▶ [Direction]: Scan the material that follows. Copy every line containing the word "this".

▶ [Data]:
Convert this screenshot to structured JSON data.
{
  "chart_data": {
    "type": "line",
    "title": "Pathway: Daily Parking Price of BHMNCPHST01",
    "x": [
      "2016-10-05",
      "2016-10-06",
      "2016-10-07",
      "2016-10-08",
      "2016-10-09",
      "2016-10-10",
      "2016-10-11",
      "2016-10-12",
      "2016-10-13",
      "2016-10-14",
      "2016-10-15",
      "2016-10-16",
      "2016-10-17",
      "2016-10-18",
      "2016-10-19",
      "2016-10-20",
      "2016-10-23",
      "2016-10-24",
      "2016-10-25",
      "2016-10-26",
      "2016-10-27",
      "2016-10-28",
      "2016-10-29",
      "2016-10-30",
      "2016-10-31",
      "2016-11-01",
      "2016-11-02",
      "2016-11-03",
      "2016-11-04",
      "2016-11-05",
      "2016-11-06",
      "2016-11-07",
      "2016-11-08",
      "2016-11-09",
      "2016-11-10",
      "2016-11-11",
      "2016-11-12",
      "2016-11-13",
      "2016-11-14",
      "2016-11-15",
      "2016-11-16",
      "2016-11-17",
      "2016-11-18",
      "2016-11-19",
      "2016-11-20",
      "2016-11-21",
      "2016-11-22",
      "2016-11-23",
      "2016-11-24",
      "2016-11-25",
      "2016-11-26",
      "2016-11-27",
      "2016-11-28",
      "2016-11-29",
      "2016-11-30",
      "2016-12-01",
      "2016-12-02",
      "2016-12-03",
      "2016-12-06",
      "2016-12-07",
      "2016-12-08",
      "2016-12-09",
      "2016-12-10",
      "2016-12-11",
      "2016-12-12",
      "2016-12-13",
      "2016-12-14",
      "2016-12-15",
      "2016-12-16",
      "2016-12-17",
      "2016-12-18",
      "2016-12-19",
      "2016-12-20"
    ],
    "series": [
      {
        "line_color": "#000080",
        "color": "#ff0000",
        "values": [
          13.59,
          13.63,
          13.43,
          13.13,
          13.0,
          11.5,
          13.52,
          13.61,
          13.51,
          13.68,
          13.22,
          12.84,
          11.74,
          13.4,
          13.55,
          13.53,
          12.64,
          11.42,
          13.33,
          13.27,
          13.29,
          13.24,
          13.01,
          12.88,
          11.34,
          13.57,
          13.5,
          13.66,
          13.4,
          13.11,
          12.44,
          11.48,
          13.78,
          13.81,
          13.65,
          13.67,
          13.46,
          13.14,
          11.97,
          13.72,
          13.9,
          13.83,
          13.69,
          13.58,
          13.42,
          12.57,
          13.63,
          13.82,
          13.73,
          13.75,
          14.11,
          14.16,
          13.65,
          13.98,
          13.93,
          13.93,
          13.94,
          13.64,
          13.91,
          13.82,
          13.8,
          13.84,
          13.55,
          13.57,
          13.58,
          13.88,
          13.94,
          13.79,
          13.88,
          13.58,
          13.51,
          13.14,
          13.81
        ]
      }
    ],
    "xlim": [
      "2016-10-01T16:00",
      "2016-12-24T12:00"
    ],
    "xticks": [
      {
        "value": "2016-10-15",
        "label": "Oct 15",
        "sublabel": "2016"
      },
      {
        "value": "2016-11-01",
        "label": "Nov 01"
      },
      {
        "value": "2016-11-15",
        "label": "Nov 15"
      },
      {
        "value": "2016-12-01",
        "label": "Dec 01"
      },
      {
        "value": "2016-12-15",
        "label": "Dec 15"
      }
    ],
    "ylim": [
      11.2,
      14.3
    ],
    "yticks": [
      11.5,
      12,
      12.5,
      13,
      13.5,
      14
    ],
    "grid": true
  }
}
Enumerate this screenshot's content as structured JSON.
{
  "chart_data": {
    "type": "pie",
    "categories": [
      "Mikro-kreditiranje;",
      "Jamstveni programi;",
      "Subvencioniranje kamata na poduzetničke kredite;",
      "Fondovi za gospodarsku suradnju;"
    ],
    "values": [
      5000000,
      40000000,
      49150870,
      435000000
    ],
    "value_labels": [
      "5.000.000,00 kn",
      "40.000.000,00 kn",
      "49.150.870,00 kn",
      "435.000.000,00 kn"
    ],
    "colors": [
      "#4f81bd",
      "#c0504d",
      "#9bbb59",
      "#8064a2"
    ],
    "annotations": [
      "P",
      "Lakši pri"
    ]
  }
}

▶ [The answer]:
Convert this screenshot to structured JSON data.
Enumerate this screenshot's content as structured JSON.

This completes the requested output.